__YOUR TASK__.
Repeat the records. Each line must match exactly.

Items listed in a dataset
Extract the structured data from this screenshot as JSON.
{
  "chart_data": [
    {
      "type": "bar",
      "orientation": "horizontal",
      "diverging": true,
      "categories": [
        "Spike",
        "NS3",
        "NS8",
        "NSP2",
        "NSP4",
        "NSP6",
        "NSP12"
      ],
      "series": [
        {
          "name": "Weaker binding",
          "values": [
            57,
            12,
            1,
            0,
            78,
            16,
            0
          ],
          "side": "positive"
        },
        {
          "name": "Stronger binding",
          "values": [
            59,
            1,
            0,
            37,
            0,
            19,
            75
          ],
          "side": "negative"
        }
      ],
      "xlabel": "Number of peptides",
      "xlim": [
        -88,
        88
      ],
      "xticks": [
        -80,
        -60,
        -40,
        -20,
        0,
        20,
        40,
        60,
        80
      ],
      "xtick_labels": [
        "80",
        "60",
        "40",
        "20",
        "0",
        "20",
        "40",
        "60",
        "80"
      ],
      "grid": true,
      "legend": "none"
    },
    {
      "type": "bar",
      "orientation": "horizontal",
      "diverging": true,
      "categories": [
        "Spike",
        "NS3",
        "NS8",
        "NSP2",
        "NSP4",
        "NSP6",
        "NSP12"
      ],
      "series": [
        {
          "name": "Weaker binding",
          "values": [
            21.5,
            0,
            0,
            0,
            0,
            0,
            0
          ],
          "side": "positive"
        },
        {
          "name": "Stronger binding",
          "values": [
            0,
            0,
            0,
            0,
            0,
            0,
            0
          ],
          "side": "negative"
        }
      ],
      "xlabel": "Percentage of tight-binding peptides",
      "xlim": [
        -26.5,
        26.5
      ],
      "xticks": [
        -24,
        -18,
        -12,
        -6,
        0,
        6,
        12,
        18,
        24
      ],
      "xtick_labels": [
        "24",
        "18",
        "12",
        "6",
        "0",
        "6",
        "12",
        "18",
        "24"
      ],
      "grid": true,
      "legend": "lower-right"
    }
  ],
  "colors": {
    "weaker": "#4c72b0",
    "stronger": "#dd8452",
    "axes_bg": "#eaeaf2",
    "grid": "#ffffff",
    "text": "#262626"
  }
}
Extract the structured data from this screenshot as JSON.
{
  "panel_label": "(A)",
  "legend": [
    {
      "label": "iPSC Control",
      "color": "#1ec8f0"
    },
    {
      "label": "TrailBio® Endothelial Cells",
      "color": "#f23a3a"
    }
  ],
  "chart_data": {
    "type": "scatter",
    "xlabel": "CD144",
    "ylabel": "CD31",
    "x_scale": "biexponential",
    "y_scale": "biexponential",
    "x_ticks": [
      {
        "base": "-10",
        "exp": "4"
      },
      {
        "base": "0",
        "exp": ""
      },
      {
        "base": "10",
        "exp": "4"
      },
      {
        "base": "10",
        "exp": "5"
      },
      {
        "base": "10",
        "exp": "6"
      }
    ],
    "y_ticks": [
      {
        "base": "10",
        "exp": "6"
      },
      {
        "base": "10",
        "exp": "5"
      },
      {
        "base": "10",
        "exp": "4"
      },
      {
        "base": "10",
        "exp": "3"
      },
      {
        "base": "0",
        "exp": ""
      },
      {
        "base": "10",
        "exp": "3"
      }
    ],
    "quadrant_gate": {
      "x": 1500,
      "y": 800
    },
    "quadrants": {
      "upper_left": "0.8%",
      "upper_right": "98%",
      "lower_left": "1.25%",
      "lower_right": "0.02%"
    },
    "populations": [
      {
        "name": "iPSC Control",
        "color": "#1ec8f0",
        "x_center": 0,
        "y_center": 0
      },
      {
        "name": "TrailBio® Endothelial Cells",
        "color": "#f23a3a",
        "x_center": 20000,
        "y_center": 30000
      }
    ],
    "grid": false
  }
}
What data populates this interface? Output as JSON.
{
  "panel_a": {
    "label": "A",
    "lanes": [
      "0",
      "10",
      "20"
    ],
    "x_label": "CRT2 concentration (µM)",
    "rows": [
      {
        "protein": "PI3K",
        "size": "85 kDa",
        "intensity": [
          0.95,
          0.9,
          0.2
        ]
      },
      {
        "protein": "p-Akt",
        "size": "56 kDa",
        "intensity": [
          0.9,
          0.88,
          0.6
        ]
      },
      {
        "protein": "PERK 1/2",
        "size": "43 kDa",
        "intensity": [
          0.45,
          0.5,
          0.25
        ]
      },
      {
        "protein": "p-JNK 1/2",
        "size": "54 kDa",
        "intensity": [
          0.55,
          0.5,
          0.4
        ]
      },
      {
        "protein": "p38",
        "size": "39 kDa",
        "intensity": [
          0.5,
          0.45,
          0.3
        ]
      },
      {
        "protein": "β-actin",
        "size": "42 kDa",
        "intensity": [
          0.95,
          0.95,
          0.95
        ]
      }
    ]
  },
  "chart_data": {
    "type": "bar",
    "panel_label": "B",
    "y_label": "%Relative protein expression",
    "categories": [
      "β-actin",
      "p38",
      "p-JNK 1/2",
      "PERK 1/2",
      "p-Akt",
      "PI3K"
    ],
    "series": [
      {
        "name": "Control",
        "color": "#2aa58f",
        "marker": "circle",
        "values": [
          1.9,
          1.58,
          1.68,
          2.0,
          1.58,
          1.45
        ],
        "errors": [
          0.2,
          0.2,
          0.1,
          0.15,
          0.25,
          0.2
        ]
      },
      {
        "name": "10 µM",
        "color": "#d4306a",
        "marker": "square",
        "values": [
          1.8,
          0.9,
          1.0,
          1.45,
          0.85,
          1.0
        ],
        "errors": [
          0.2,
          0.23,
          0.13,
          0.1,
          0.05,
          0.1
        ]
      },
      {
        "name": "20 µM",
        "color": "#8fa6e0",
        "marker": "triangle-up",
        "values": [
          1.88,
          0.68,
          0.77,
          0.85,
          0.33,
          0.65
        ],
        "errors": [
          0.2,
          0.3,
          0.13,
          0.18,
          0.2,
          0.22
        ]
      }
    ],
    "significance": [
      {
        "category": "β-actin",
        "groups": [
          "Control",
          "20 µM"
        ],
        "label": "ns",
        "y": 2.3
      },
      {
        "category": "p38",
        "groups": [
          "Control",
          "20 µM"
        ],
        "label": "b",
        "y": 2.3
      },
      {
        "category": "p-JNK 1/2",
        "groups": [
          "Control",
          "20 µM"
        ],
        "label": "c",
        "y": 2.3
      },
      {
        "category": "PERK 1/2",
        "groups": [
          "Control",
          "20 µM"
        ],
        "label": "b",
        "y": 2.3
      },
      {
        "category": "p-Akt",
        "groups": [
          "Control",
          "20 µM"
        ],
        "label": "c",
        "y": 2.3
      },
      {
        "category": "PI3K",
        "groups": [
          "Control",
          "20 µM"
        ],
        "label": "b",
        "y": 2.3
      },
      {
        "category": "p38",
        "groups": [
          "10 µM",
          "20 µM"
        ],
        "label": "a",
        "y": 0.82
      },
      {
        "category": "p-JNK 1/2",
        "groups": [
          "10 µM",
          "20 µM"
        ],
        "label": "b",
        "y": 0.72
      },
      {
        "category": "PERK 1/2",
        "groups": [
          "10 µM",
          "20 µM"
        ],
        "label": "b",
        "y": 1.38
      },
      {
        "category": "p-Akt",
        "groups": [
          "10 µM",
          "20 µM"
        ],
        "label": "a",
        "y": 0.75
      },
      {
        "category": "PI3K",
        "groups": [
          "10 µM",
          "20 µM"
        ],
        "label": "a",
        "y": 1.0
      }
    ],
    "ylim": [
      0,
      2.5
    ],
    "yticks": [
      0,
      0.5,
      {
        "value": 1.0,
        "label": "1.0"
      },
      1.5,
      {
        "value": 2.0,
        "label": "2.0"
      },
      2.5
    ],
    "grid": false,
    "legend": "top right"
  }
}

__RESPONSE__.
Extract the structured data from this screenshot as JSON.
{
  "chart_data": [
    {
      "type": "bar",
      "orientation": "horizontal",
      "diverging": true,
      "categories": [
        "Spike",
        "NS3",
        "NS8",
        "NSP2",
        "NSP4",
        "NSP6",
        "NSP12"
      ],
      "series": [
        {
          "name": "Weaker binding",
          "values": [
            57,
            12,
            1,
            0,
            78,
            16,
            0
          ],
          "side": "positive"
        },
        {
          "name": "Stronger binding",
          "values": [
            59,
            1,
            0,
            37,
            0,
            19,
            75
          ],
          "side": "negative"
        }
      ],
      "xlabel": "Number of peptides",
      "xlim": [
        -88,
        88
      ],
      "xticks": [
        -80,
        -60,
        -40,
        -20,
        0,
        20,
        40,
        60,
        80
      ],
      "xtick_labels": [
        "80",
        "60",
        "40",
        "20",
        "0",
        "20",
        "40",
        "60",
        "80"
      ],
      "grid": true,
      "legend": "none"
    },
    {
      "type": "bar",
      "orientation": "horizontal",
      "diverging": true,
      "categories": [
        "Spike",
        "NS3",
        "NS8",
        "NSP2",
        "NSP4",
        "NSP6",
        "NSP12"
      ],
      "series": [
        {
          "name": "Weaker binding",
          "values": [
            21.5,
            0,
            0,
            0,
            0,
            0,
            0
          ],
          "side": "positive"
        },
        {
          "name": "Stronger binding",
          "values": [
            0,
            0,
            0,
            0,
            0,
            0,
            0
          ],
          "side": "negative"
        }
      ],
      "xlabel": "Percentage of tight-binding peptides",
      "xlim": [
        -26.5,
        26.5
      ],
      "xticks": [
        -24,
        -18,
        -12,
        -6,
        0,
        6,
        12,
        18,
        24
      ],
      "xtick_labels": [
        "24",
        "18",
        "12",
        "6",
        "0",
        "6",
        "12",
        "18",
        "24"
      ],
      "grid": true,
      "legend": "lower-right"
    }
  ],
  "colors": {
    "weaker": "#4c72b0",
    "stronger": "#dd8452",
    "axes_bg": "#eaeaf2",
    "grid": "#ffffff",
    "text": "#262626"
  }
}
Extract the structured data from this screenshot as JSON.
{
  "panel_label": "(A)",
  "legend": [
    {
      "label": "iPSC Control",
      "color": "#1ec8f0"
    },
    {
      "label": "TrailBio® Endothelial Cells",
      "color": "#f23a3a"
    }
  ],
  "chart_data": {
    "type": "scatter",
    "xlabel": "CD144",
    "ylabel": "CD31",
    "x_scale": "biexponential",
    "y_scale": "biexponential",
    "x_ticks": [
      {
        "base": "-10",
        "exp": "4"
      },
      {
        "base": "0",
        "exp": ""
      },
      {
        "base": "10",
        "exp": "4"
      },
      {
        "base": "10",
        "exp": "5"
      },
      {
        "base": "10",
        "exp": "6"
      }
    ],
    "y_ticks": [
      {
        "base": "10",
        "exp": "6"
      },
      {
        "base": "10",
        "exp": "5"
      },
      {
        "base": "10",
        "exp": "4"
      },
      {
        "base": "10",
        "exp": "3"
      },
      {
        "base": "0",
        "exp": ""
      },
      {
        "base": "10",
        "exp": "3"
      }
    ],
    "quadrant_gate": {
      "x": 1500,
      "y": 800
    },
    "quadrants": {
      "upper_left": "0.8%",
      "upper_right": "98%",
      "lower_left": "1.25%",
      "lower_right": "0.02%"
    },
    "populations": [
      {
        "name": "iPSC Control",
        "color": "#1ec8f0",
        "x_center": 0,
        "y_center": 0
      },
      {
        "name": "TrailBio® Endothelial Cells",
        "color": "#f23a3a",
        "x_center": 20000,
        "y_center": 30000
      }
    ],
    "grid": false
  }
}
What data populates this interface? Output as JSON.
{
  "panel_a": {
    "label": "A",
    "lanes": [
      "0",
      "10",
      "20"
    ],
    "x_label": "CRT2 concentration (µM)",
    "rows": [
      {
        "protein": "PI3K",
        "size": "85 kDa",
        "intensity": [
          0.95,
          0.9,
          0.2
        ]
      },
      {
        "protein": "p-Akt",
        "size": "56 kDa",
        "intensity": [
          0.9,
          0.88,
          0.6
        ]
      },
      {
        "protein": "PERK 1/2",
        "size": "43 kDa",
        "intensity": [
          0.45,
          0.5,
          0.25
        ]
      },
      {
        "protein": "p-JNK 1/2",
        "size": "54 kDa",
        "intensity": [
          0.55,
          0.5,
          0.4
        ]
      },
      {
        "protein": "p38",
        "size": "39 kDa",
        "intensity": [
          0.5,
          0.45,
          0.3
        ]
      },
      {
        "protein": "β-actin",
        "size": "42 kDa",
        "intensity": [
          0.95,
          0.95,
          0.95
        ]
      }
    ]
  },
  "chart_data": {
    "type": "bar",
    "panel_label": "B",
    "y_label": "%Relative protein expression",
    "categories": [
      "β-actin",
      "p38",
      "p-JNK 1/2",
      "PERK 1/2",
      "p-Akt",
      "PI3K"
    ],
    "series": [
      {
        "name": "Control",
        "color": "#2aa58f",
        "marker": "circle",
        "values": [
          1.9,
          1.58,
          1.68,
          2.0,
          1.58,
          1.45
        ],
        "errors": [
          0.2,
          0.2,
          0.1,
          0.15,
          0.25,
          0.2
        ]
      },
      {
        "name": "10 µM",
        "color": "#d4306a",
        "marker": "square",
        "values": [
          1.8,
          0.9,
          1.0,
          1.45,
          0.85,
          1.0
        ],
        "errors": [
          0.2,
          0.23,
          0.13,
          0.1,
          0.05,
          0.1
        ]
      },
      {
        "name": "20 µM",
        "color": "#8fa6e0",
        "marker": "triangle-up",
        "values": [
          1.88,
          0.68,
          0.77,
          0.85,
          0.33,
          0.65
        ],
        "errors": [
          0.2,
          0.3,
          0.13,
          0.18,
          0.2,
          0.22
        ]
      }
    ],
    "significance": [
      {
        "category": "β-actin",
        "groups": [
          "Control",
          "20 µM"
        ],
        "label": "ns",
        "y": 2.3
      },
      {
        "category": "p38",
        "groups": [
          "Control",
          "20 µM"
        ],
        "label": "b",
        "y": 2.3
      },
      {
        "category": "p-JNK 1/2",
        "groups": [
          "Control",
          "20 µM"
        ],
        "label": "c",
        "y": 2.3
      },
      {
        "category": "PERK 1/2",
        "groups": [
          "Control",
          "20 µM"
        ],
        "label": "b",
        "y": 2.3
      },
      {
        "category": "p-Akt",
        "groups": [
          "Control",
          "20 µM"
        ],
        "label": "c",
        "y": 2.3
      },
      {
        "category": "PI3K",
        "groups": [
          "Control",
          "20 µM"
        ],
        "label": "b",
        "y": 2.3
      },
      {
        "category": "p38",
        "groups": [
          "10 µM",
          "20 µM"
        ],
        "label": "a",
        "y": 0.82
      },
      {
        "category": "p-JNK 1/2",
        "groups": [
          "10 µM",
          "20 µM"
        ],
        "label": "b",
        "y": 0.72
      },
      {
        "category": "PERK 1/2",
        "groups": [
          "10 µM",
          "20 µM"
        ],
        "label": "b",
        "y": 1.38
      },
      {
        "category": "p-Akt",
        "groups": [
          "10 µM",
          "20 µM"
        ],
        "label": "a",
        "y": 0.75
      },
      {
        "category": "PI3K",
        "groups": [
          "10 µM",
          "20 µM"
        ],
        "label": "a",
        "y": 1.0
      }
    ],
    "ylim": [
      0,
      2.5
    ],
    "yticks": [
      0,
      0.5,
      {
        "value": 1.0,
        "label": "1.0"
      },
      1.5,
      {
        "value": 2.0,
        "label": "2.0"
      },
      2.5
    ],
    "grid": false,
    "legend": "top right"
  }
}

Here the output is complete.